Data items:
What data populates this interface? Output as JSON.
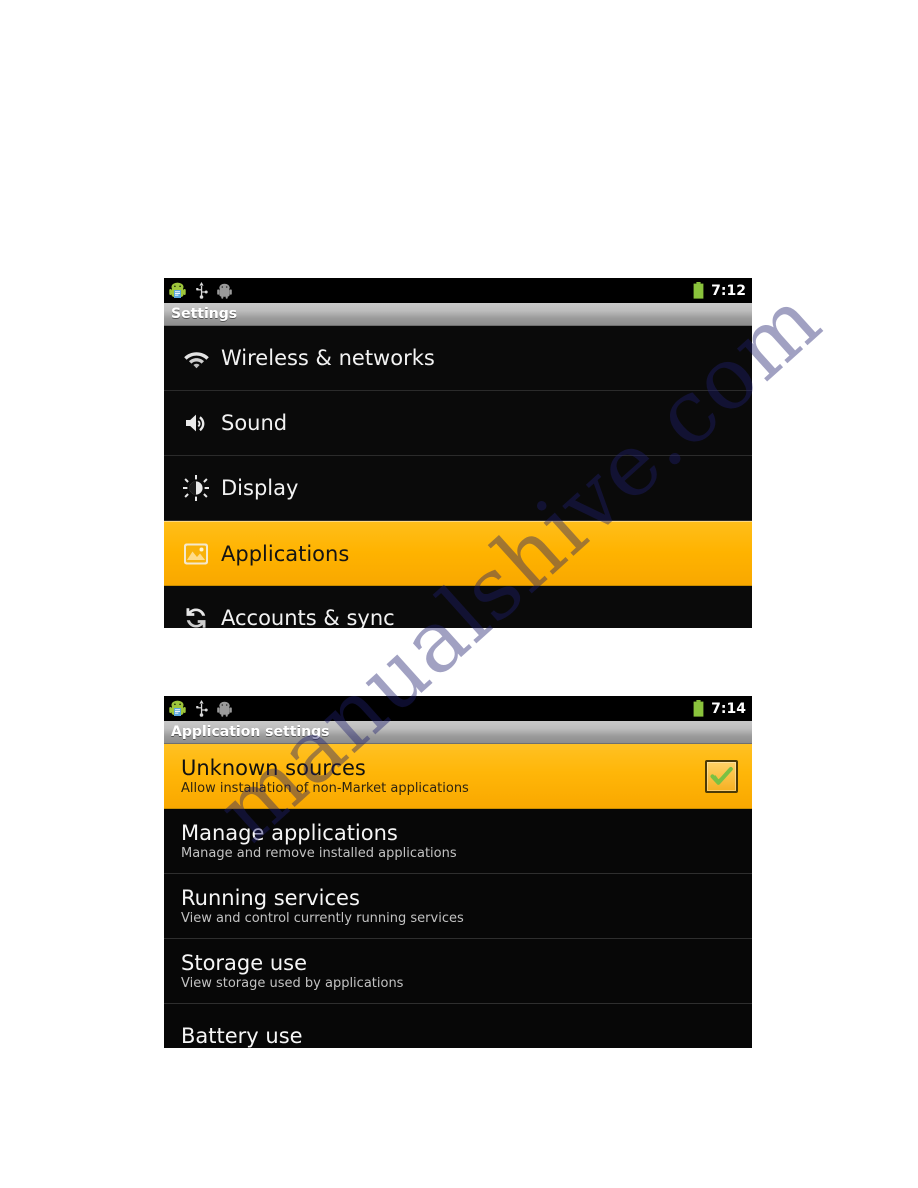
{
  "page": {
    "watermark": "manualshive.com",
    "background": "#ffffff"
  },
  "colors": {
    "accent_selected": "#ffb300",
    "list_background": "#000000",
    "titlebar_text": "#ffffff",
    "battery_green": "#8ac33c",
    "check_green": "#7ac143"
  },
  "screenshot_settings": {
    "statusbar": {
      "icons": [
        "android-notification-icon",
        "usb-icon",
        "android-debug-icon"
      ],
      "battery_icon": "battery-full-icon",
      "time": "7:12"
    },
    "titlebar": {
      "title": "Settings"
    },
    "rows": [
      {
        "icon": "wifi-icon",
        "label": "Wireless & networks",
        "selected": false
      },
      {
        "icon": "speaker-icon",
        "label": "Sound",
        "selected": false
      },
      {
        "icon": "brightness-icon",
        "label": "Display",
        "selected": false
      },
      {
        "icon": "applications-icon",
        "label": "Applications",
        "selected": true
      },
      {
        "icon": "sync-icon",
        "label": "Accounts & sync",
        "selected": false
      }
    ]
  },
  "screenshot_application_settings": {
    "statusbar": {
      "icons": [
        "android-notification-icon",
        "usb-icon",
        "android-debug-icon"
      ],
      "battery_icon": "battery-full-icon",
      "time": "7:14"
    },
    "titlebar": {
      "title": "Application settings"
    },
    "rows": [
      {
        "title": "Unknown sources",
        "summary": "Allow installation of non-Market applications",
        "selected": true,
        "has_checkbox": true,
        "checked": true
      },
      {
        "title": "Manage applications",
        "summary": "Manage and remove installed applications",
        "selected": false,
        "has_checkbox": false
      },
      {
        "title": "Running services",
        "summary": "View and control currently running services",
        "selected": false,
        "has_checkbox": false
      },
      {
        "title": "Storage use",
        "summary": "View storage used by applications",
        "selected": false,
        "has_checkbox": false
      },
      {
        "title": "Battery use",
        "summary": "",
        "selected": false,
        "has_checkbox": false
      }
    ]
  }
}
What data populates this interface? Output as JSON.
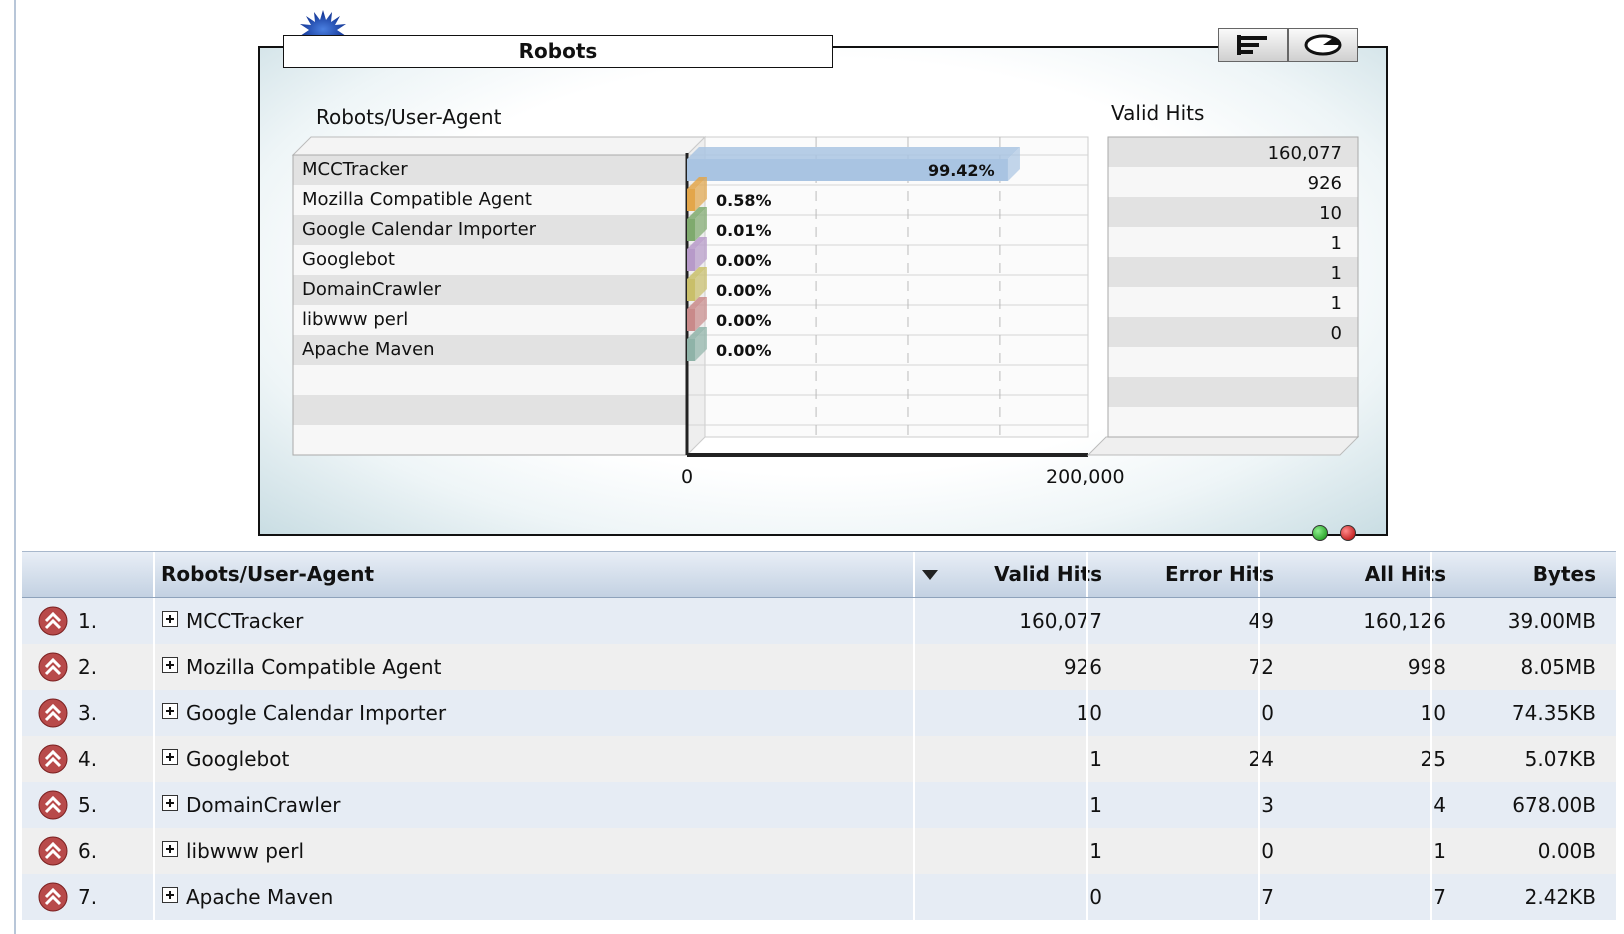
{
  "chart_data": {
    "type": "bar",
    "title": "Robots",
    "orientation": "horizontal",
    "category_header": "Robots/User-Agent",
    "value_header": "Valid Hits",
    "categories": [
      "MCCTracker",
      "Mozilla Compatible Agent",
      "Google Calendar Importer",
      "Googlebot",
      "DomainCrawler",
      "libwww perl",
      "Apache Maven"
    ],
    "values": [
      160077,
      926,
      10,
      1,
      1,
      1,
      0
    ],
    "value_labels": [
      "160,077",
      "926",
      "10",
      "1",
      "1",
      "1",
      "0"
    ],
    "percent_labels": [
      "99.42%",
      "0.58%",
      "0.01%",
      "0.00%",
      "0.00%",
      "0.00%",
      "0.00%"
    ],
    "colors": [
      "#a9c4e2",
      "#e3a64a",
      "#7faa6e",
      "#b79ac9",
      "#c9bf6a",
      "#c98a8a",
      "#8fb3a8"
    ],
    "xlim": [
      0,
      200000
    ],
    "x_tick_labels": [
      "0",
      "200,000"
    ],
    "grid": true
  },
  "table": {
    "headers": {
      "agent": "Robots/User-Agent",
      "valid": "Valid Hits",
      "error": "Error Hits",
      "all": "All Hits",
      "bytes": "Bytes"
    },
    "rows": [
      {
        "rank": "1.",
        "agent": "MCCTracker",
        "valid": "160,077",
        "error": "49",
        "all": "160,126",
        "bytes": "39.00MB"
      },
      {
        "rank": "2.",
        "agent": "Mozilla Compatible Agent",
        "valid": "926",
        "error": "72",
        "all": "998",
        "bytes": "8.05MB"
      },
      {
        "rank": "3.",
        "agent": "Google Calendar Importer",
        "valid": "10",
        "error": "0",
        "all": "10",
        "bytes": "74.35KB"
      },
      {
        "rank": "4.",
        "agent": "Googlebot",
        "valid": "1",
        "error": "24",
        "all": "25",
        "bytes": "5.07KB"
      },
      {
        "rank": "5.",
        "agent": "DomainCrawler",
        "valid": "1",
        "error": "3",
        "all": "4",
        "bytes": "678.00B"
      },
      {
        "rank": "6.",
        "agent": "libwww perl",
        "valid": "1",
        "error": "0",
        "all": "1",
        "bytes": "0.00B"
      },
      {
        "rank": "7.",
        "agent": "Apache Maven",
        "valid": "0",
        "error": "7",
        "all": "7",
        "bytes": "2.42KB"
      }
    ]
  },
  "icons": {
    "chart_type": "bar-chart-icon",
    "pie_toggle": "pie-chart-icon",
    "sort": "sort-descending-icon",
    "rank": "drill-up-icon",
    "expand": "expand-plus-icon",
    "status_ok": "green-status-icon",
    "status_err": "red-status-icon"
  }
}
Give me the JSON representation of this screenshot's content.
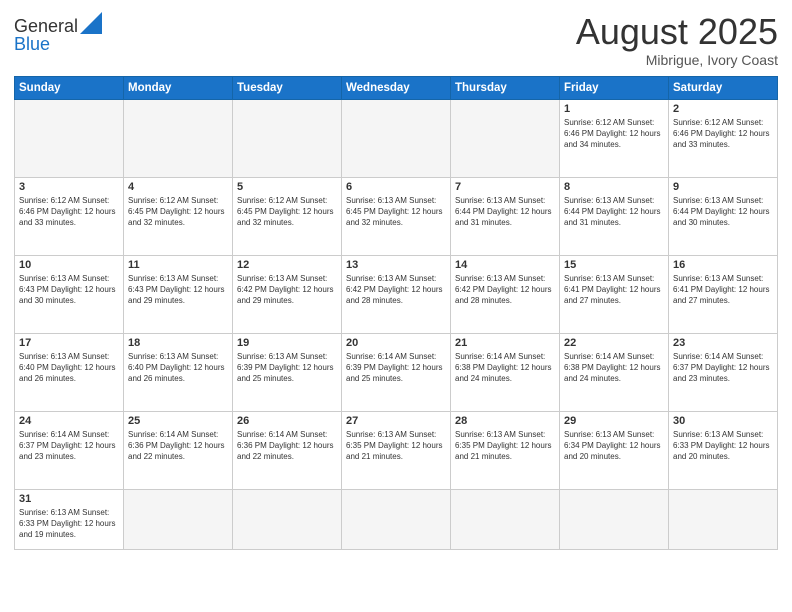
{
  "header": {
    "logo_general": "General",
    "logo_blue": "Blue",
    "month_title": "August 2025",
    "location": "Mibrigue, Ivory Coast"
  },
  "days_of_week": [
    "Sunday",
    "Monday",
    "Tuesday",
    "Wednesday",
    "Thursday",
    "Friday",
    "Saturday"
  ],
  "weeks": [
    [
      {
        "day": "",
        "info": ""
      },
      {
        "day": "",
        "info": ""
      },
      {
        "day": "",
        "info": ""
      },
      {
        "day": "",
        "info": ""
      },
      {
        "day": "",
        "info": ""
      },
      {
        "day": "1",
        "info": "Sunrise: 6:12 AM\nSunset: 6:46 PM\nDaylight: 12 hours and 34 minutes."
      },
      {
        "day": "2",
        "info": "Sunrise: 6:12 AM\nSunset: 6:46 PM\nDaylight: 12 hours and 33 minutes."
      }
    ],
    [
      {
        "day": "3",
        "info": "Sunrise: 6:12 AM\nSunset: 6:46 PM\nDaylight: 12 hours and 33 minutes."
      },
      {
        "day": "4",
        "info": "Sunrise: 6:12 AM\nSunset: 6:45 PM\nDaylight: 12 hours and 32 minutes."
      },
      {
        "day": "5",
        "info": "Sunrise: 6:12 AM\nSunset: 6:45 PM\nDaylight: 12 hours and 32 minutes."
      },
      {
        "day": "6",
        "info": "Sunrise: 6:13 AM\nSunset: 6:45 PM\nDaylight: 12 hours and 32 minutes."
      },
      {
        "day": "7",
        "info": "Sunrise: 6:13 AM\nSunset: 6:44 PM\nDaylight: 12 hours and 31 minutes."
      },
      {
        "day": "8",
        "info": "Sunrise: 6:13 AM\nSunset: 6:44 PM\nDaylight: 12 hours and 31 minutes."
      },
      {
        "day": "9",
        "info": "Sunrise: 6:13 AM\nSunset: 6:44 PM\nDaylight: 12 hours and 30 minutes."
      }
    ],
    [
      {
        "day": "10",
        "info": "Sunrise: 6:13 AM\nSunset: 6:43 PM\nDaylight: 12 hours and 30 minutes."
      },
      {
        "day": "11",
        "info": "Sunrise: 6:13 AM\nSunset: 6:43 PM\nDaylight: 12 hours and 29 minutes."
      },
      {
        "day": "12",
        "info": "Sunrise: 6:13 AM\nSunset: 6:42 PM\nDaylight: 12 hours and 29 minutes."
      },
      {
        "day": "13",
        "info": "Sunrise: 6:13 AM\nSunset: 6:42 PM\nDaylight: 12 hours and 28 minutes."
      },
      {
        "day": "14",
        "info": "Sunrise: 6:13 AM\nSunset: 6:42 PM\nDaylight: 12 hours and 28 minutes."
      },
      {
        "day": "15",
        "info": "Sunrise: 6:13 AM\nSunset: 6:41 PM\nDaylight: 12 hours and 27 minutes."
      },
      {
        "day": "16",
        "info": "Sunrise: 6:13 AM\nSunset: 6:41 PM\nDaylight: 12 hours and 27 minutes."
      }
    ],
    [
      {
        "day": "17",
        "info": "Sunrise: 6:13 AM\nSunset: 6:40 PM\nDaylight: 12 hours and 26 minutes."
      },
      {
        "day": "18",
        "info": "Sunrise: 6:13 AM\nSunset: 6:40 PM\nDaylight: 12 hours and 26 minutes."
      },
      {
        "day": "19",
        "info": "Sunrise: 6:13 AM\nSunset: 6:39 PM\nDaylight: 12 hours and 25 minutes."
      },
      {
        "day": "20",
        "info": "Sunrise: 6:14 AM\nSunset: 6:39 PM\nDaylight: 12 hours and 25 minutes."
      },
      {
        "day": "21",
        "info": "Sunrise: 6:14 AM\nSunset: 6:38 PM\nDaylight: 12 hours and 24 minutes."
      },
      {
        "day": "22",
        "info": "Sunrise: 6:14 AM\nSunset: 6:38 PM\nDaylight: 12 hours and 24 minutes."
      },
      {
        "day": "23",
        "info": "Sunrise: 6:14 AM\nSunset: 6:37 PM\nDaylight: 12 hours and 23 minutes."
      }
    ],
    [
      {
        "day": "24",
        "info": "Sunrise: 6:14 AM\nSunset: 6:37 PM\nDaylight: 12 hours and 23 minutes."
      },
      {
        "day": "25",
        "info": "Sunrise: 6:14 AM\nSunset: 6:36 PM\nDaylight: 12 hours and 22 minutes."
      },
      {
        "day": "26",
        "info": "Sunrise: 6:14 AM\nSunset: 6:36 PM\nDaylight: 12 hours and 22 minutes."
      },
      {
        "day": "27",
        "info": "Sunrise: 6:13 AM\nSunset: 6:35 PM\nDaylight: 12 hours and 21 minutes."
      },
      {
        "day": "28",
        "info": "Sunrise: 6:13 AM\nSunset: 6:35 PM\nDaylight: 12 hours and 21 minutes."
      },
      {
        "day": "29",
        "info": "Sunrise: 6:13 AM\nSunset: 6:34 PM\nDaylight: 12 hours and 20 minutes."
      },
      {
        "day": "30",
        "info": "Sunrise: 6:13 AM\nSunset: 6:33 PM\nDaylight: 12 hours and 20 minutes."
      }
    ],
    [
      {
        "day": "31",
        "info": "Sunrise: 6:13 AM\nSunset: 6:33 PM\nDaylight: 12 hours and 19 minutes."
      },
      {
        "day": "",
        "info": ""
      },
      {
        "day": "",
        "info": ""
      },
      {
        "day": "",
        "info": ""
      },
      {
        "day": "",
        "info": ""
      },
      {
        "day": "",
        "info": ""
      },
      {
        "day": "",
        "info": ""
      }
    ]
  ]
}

• [Task prompt]: Find the word "DomainCrawler" and list each line it appears in.

• [In response]:
      "DomainCrawler",
        "agent": "DomainCrawler",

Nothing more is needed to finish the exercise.